** Listed entries **
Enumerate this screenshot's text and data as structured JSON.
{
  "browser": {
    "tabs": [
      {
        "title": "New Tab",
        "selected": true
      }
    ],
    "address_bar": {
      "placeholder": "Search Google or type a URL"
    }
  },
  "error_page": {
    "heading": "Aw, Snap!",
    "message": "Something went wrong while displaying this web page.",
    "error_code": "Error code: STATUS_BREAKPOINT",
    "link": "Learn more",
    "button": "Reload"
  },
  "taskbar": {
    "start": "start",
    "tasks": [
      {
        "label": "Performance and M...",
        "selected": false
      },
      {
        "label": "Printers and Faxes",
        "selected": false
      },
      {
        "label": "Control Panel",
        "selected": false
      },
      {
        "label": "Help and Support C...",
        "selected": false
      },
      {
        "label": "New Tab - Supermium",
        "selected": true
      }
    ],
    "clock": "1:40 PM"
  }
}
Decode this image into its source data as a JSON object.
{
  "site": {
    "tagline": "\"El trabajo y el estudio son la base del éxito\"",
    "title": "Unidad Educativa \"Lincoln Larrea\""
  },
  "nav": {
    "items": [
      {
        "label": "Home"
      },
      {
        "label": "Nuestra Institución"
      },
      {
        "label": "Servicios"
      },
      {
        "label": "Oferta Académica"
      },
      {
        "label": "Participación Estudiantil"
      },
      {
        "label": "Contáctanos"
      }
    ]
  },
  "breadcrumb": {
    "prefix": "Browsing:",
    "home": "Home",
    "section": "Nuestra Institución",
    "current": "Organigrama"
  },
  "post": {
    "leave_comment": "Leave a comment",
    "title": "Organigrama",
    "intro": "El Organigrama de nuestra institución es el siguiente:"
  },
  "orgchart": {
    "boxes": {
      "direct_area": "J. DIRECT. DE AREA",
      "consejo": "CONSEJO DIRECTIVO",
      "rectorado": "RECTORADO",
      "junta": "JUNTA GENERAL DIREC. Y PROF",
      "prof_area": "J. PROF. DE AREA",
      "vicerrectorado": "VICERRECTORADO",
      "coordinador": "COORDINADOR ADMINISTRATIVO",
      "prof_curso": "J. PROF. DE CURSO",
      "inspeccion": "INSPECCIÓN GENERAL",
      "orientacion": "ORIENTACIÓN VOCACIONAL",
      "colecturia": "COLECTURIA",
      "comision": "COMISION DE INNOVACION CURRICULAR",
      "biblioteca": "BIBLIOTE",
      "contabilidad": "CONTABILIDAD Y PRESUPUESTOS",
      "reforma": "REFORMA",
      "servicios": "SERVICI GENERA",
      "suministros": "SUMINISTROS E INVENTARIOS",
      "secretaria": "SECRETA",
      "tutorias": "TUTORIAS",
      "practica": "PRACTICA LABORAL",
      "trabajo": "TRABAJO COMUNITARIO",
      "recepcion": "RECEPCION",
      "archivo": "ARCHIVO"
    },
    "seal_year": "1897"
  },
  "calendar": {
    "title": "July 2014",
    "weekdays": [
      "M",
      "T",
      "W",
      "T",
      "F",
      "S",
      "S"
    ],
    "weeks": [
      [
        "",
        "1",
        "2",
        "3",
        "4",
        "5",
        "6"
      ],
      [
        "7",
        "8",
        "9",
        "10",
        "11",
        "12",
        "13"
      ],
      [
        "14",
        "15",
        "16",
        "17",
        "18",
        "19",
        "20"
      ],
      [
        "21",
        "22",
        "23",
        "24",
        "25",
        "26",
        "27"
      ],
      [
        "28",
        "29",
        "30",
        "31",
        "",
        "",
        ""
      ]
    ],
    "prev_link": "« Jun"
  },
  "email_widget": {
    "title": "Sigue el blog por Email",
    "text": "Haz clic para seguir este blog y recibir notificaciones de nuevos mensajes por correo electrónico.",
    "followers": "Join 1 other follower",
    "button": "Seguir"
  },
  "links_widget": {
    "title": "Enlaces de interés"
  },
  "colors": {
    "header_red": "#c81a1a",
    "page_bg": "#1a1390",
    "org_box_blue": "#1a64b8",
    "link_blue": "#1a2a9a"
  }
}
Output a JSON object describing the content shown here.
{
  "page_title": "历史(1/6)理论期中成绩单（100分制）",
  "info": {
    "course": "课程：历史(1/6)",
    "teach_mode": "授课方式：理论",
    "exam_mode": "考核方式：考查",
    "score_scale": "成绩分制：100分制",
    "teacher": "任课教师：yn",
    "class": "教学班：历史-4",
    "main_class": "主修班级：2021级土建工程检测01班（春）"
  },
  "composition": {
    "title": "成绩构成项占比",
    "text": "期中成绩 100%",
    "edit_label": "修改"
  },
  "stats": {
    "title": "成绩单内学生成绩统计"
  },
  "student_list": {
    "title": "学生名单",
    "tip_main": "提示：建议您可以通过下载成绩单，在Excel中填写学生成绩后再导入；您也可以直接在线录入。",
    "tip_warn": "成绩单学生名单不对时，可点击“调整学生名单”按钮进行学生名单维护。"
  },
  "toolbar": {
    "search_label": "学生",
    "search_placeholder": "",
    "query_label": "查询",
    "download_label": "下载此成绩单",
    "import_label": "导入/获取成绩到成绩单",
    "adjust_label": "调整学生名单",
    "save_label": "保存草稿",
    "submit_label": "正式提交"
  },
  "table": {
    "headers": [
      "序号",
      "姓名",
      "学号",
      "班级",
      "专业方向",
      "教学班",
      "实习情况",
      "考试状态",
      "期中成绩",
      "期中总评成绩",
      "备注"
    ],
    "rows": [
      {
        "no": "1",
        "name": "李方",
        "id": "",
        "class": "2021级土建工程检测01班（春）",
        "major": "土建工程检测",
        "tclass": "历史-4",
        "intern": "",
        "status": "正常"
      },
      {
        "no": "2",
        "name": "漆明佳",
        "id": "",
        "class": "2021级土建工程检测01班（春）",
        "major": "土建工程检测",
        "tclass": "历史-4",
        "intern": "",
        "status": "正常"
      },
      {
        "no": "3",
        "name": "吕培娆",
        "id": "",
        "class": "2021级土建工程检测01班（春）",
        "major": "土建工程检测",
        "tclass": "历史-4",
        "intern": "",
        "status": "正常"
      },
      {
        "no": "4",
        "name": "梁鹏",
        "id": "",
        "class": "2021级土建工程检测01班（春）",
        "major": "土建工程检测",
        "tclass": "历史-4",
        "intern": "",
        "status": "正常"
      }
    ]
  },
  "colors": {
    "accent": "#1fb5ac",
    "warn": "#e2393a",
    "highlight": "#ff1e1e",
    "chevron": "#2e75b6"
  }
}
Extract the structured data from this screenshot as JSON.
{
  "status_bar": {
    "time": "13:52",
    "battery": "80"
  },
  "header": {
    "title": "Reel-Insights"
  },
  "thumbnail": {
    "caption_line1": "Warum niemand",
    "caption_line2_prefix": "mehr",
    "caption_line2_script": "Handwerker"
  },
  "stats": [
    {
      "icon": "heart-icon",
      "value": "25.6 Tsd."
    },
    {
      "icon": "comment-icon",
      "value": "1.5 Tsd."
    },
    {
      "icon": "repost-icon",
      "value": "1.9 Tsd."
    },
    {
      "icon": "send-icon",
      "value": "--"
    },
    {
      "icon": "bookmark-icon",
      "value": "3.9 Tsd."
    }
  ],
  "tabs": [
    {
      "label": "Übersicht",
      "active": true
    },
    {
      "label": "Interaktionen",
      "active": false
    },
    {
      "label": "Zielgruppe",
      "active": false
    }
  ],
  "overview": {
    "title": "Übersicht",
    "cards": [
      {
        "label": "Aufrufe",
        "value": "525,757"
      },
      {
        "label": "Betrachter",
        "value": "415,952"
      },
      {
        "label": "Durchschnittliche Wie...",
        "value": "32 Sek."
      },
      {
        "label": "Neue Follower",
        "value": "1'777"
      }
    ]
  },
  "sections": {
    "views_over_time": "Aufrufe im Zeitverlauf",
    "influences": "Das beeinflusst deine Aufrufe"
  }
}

** What you should do **
Scan the listing above and identify each line holding the string "Aufrufe"; copy every such line.

** Result for this task **
        "label": "Aufrufe",
    "views_over_time": "Aufrufe im Zeitverlauf",
    "influences": "Das beeinflusst deine Aufrufe"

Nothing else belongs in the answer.